▶ [INPUT FOR THIS TASK]:
--- BEGIN ---
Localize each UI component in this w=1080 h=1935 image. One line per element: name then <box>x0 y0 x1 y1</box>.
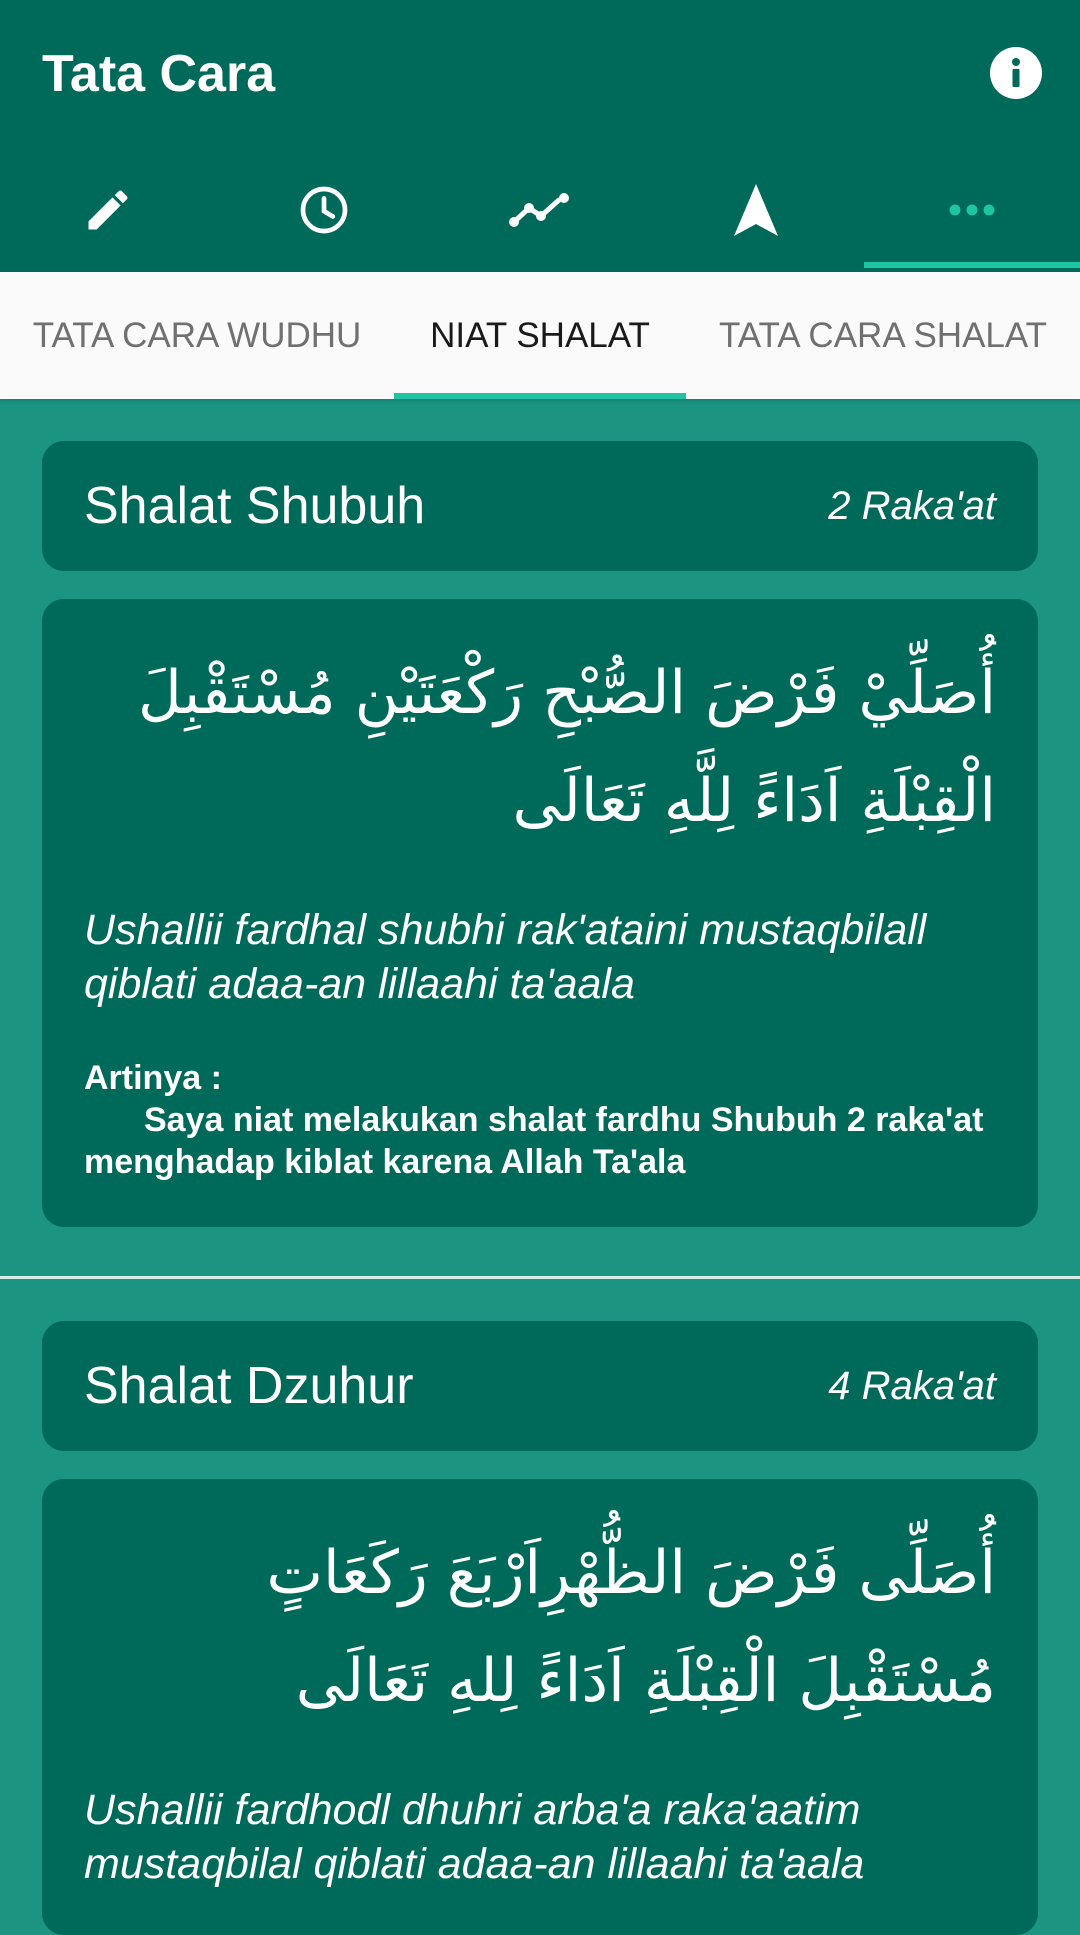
--- END ---
--- BEGIN ---
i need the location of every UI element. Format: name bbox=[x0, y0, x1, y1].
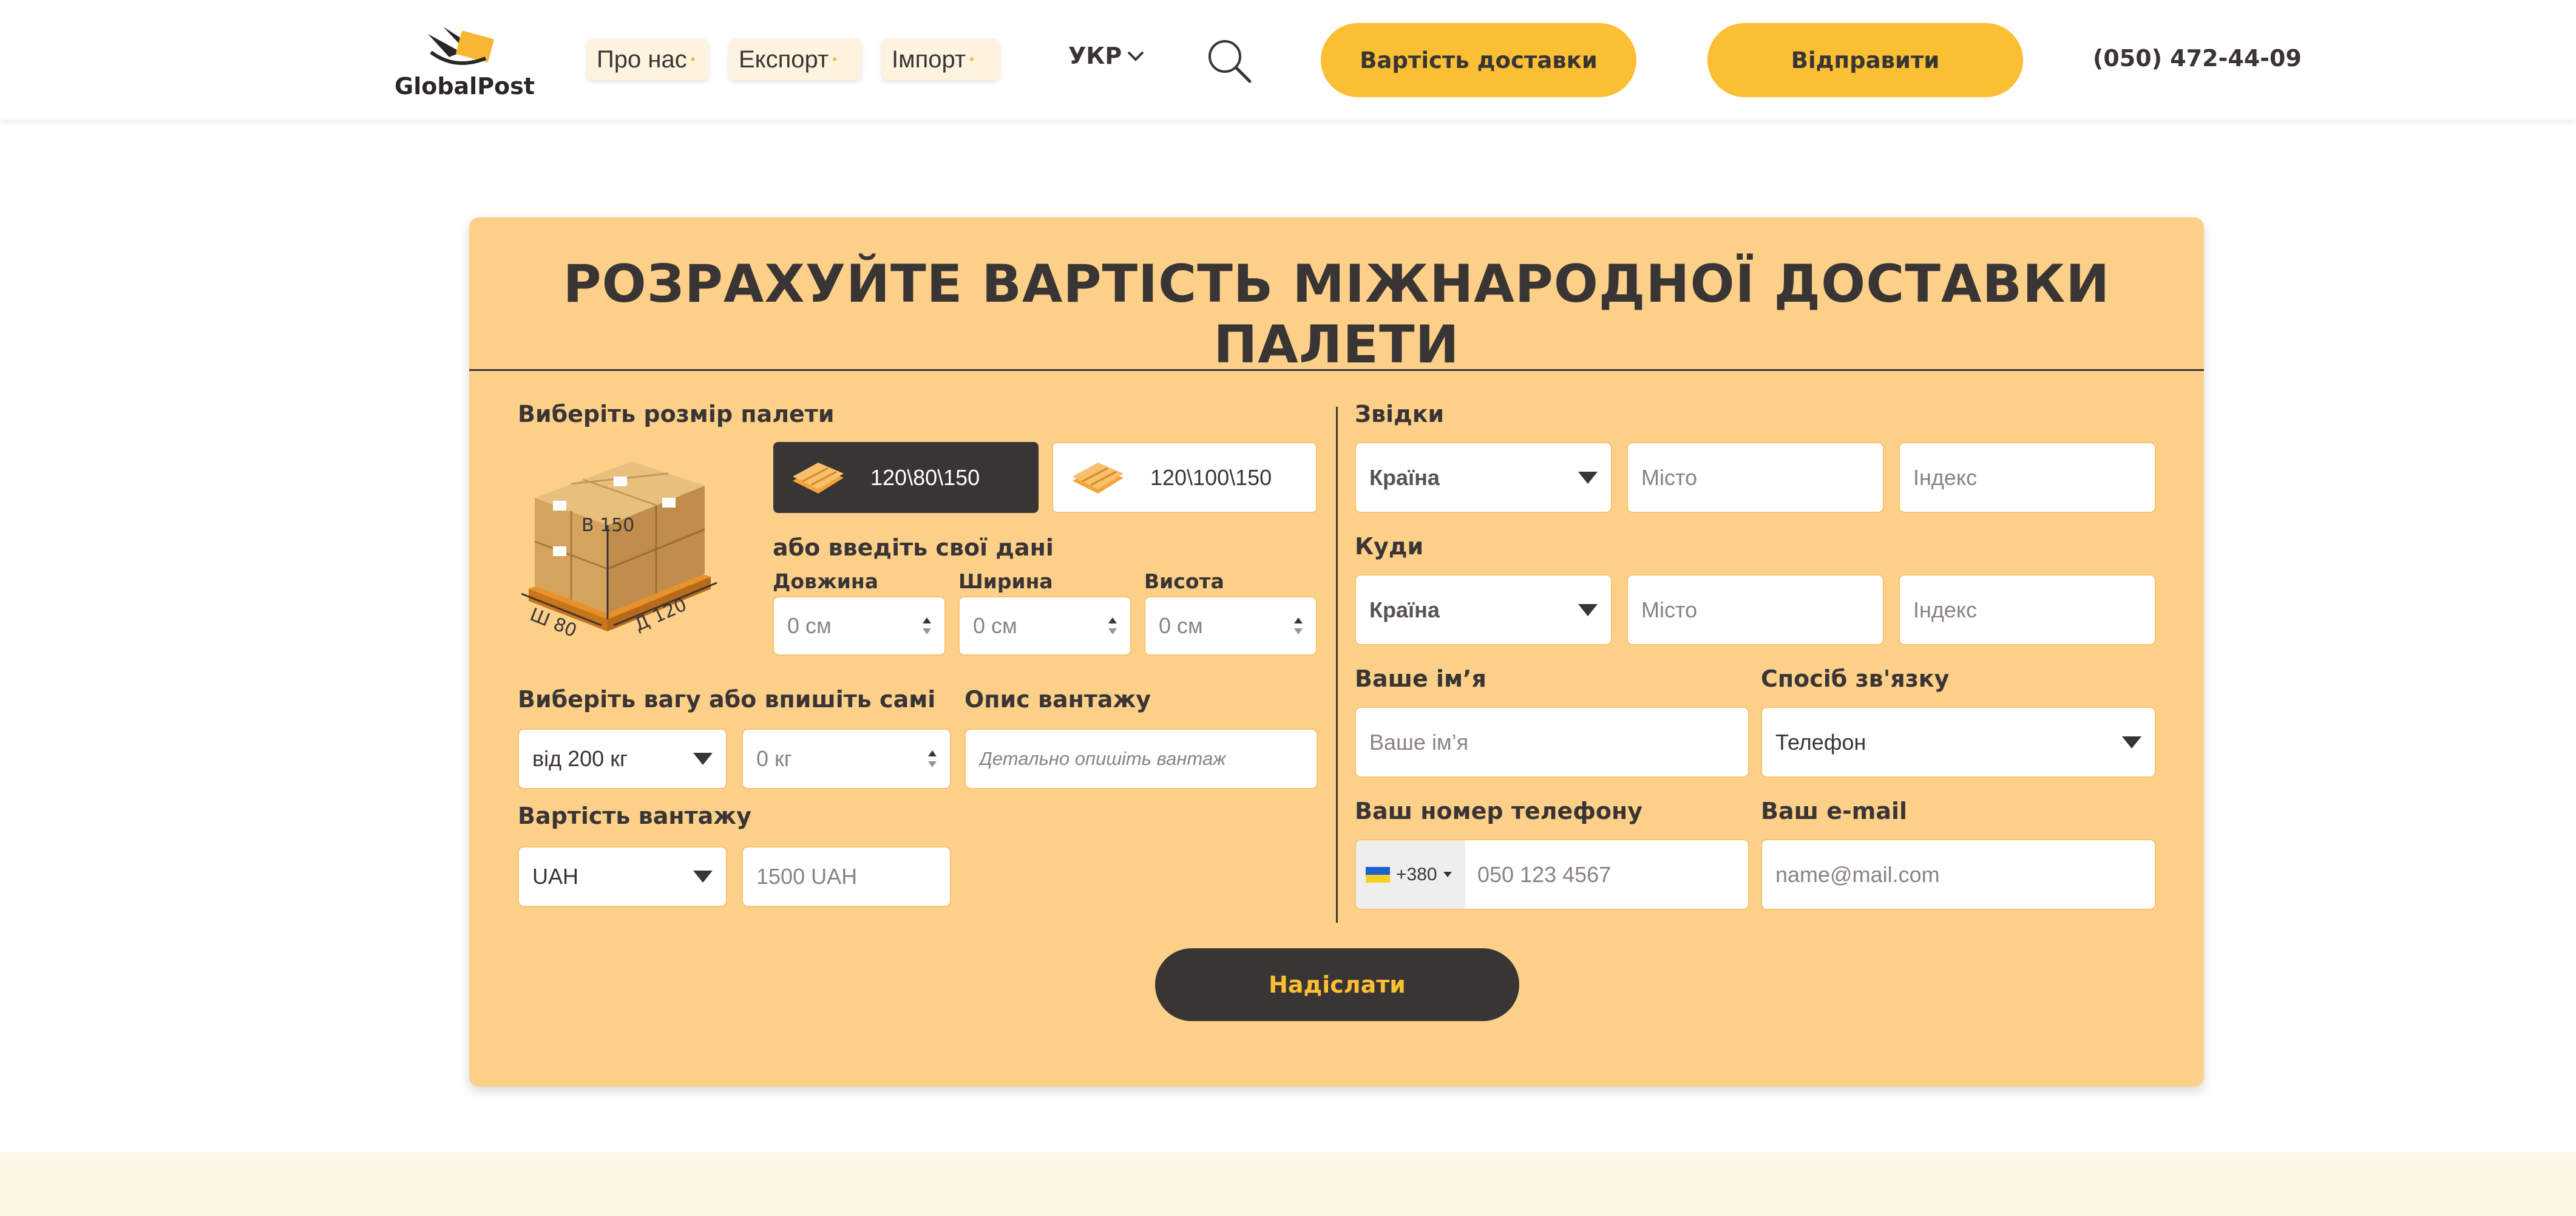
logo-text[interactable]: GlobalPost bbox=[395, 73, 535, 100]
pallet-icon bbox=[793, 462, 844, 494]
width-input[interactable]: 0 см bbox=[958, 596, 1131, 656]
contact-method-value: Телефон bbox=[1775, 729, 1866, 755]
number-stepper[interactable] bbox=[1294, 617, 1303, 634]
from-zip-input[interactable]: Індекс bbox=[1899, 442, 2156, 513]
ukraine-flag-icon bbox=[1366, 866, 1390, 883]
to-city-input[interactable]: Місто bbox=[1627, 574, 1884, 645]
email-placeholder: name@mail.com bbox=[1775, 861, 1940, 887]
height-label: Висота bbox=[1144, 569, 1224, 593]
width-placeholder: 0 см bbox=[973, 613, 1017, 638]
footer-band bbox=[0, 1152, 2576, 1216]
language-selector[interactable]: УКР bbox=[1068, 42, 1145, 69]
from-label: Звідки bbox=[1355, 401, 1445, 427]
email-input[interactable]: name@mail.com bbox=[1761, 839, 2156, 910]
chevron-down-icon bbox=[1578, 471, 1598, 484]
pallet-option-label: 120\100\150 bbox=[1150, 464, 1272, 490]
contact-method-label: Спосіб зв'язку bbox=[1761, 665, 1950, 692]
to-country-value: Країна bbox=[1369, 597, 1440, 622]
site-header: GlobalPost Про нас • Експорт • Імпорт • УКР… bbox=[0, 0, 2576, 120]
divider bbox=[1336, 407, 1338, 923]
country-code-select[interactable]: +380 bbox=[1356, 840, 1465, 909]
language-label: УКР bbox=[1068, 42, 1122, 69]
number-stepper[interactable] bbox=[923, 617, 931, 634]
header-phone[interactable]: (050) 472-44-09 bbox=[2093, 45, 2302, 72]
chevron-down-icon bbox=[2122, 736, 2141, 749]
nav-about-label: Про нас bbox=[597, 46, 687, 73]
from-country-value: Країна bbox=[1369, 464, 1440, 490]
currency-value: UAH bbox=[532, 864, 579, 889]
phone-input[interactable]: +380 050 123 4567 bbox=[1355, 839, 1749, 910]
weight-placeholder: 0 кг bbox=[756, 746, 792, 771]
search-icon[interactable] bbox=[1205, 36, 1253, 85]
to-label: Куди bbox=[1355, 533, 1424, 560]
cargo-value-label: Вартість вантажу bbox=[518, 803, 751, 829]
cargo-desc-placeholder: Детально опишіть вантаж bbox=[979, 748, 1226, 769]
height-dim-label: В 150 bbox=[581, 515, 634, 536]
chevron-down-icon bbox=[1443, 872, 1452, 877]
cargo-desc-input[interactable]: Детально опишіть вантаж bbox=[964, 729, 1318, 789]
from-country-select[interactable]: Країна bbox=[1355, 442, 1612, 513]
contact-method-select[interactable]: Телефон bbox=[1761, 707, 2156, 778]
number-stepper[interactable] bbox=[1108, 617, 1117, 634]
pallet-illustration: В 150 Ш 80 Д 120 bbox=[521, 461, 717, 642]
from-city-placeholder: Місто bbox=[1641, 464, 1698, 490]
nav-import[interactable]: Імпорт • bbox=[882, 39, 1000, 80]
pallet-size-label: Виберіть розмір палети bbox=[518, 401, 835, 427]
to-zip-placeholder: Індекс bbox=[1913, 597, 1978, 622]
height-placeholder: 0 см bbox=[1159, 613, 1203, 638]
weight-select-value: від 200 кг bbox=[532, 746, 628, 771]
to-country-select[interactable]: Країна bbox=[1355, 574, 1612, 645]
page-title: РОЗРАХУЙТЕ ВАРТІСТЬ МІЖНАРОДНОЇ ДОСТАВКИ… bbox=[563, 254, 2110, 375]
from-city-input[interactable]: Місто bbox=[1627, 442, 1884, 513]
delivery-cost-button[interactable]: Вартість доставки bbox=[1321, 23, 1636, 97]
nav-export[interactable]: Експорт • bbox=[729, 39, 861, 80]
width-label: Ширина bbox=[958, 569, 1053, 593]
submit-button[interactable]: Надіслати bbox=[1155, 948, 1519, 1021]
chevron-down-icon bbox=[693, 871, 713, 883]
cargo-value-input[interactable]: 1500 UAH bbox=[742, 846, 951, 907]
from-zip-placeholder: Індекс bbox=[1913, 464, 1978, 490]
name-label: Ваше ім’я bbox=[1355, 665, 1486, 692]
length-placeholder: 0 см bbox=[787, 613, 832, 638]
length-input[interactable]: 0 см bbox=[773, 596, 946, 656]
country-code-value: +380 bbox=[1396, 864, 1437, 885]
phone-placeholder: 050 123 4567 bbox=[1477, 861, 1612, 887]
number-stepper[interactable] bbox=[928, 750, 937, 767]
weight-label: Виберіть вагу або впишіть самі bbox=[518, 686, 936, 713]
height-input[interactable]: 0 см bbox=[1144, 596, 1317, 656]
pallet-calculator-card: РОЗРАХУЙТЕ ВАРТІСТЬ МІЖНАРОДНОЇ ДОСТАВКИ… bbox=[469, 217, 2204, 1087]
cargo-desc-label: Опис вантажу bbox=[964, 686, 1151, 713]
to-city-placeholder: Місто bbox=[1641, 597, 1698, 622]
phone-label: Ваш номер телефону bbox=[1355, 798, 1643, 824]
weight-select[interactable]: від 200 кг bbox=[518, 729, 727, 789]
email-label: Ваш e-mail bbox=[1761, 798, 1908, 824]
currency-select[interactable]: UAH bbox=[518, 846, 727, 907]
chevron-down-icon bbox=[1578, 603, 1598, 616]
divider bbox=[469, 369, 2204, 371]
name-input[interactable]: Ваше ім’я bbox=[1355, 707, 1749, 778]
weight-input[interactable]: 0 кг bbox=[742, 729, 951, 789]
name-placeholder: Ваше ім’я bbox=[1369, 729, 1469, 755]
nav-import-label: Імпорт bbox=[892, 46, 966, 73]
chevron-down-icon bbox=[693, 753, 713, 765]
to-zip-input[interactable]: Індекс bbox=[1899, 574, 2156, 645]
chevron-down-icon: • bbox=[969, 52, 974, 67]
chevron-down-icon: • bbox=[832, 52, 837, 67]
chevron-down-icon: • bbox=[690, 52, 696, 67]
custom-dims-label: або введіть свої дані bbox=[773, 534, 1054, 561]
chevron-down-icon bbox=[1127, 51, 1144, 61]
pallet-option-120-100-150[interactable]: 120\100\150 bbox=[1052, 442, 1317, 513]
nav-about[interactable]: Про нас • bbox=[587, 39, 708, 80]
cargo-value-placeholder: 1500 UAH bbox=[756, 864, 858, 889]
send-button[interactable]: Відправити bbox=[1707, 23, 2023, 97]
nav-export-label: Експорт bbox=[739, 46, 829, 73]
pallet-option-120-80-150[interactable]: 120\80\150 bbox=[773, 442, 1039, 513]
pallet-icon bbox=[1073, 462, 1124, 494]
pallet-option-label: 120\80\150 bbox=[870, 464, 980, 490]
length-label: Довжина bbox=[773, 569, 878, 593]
--- END ---
--- BEGIN ---
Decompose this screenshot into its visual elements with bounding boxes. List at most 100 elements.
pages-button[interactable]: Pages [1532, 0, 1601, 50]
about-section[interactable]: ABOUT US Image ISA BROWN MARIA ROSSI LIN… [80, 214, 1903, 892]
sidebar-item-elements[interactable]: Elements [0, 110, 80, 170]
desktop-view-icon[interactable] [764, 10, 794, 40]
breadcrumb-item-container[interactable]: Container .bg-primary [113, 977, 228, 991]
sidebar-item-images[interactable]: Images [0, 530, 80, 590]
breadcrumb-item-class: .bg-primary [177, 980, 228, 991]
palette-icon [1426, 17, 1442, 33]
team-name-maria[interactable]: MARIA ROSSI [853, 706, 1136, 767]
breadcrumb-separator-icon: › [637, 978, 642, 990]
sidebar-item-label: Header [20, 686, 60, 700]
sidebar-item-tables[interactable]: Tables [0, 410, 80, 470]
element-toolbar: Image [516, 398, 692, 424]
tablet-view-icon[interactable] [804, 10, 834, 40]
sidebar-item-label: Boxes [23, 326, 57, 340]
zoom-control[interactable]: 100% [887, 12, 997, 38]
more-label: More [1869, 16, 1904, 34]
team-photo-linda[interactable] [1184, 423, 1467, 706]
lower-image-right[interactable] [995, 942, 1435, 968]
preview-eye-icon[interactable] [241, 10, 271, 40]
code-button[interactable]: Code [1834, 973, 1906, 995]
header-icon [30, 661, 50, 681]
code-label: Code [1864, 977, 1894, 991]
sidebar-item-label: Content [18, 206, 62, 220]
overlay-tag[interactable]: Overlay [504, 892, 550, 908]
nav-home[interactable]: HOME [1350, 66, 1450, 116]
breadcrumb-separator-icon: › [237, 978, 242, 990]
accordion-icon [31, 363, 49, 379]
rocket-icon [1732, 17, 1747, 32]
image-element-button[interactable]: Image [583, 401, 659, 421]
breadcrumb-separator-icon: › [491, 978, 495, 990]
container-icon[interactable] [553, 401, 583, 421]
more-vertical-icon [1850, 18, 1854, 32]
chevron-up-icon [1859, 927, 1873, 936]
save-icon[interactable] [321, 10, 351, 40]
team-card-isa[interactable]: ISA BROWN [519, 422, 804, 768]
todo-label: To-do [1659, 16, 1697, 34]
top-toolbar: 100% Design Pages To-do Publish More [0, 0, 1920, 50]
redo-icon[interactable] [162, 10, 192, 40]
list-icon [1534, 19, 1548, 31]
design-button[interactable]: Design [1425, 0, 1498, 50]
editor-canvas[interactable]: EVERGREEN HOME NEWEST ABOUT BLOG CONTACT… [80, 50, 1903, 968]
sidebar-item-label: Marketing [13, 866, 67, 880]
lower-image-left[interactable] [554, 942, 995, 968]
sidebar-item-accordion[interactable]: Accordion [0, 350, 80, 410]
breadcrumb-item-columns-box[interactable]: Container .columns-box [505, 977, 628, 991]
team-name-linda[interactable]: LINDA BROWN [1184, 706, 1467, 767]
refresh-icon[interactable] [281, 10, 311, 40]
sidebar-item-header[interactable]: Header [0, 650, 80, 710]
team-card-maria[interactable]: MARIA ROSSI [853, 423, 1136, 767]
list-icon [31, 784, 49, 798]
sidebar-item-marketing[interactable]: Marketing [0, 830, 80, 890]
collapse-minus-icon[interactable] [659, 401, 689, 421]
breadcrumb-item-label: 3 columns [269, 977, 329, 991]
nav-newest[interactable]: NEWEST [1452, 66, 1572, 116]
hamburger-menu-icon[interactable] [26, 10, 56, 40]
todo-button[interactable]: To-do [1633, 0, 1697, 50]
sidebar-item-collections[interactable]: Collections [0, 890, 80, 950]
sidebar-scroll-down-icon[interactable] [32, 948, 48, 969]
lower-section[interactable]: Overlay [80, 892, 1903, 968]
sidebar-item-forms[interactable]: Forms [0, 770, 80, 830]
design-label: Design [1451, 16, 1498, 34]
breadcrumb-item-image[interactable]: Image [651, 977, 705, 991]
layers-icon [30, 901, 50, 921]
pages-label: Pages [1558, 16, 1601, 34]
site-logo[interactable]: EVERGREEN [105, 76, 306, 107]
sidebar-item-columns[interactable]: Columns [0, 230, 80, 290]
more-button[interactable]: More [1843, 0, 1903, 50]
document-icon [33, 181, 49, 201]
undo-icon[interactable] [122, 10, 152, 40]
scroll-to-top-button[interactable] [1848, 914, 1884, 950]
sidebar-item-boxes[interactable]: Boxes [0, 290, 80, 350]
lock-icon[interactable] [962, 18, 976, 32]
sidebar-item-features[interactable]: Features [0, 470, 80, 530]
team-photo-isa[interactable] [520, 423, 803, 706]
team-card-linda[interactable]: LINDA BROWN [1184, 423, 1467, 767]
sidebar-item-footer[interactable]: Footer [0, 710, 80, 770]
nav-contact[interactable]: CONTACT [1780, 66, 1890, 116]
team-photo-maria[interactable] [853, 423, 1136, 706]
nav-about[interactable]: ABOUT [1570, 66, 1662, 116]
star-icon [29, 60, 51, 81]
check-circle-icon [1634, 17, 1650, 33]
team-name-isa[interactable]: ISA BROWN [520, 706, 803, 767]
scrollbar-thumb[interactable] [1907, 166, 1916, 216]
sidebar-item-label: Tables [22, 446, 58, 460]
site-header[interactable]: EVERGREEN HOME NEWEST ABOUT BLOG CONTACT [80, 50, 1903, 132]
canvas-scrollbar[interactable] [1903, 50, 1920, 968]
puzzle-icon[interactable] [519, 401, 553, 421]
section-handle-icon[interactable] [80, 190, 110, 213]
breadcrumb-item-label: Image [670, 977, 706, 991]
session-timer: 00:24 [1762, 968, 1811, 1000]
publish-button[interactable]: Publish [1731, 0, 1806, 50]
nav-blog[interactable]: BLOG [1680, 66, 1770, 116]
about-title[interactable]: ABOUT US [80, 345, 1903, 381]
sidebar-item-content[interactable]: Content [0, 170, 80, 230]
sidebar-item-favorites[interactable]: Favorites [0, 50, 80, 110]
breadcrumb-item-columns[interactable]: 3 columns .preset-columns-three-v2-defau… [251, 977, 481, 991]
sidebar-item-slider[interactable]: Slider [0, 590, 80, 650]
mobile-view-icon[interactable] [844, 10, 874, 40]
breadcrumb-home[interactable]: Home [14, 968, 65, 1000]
--- END ---
▶ [TASK DETAILS]:
Substitute "panel" for "sidebar" throughout the lines between the one holding "Decompose this screenshot" and the one holding "tablet-view-icon[interactable] [804, 10, 834, 40]", inclusive. Return only those lines, with nothing else altered.

▶ [TASK SOLUTION]:
Decompose this screenshot into its visual elements with bounding boxes. List at most 100 elements.
pages-button[interactable]: Pages [1532, 0, 1601, 50]
about-section[interactable]: ABOUT US Image ISA BROWN MARIA ROSSI LIN… [80, 214, 1903, 892]
panel-item-elements[interactable]: Elements [0, 110, 80, 170]
desktop-view-icon[interactable] [764, 10, 794, 40]
breadcrumb-item-container[interactable]: Container .bg-primary [113, 977, 228, 991]
panel-item-images[interactable]: Images [0, 530, 80, 590]
breadcrumb-item-class: .bg-primary [177, 980, 228, 991]
palette-icon [1426, 17, 1442, 33]
team-name-maria[interactable]: MARIA ROSSI [853, 706, 1136, 767]
breadcrumb-separator-icon: › [637, 978, 642, 990]
panel-item-label: Header [20, 686, 60, 700]
panel-item-tables[interactable]: Tables [0, 410, 80, 470]
element-toolbar: Image [516, 398, 692, 424]
tablet-view-icon[interactable] [804, 10, 834, 40]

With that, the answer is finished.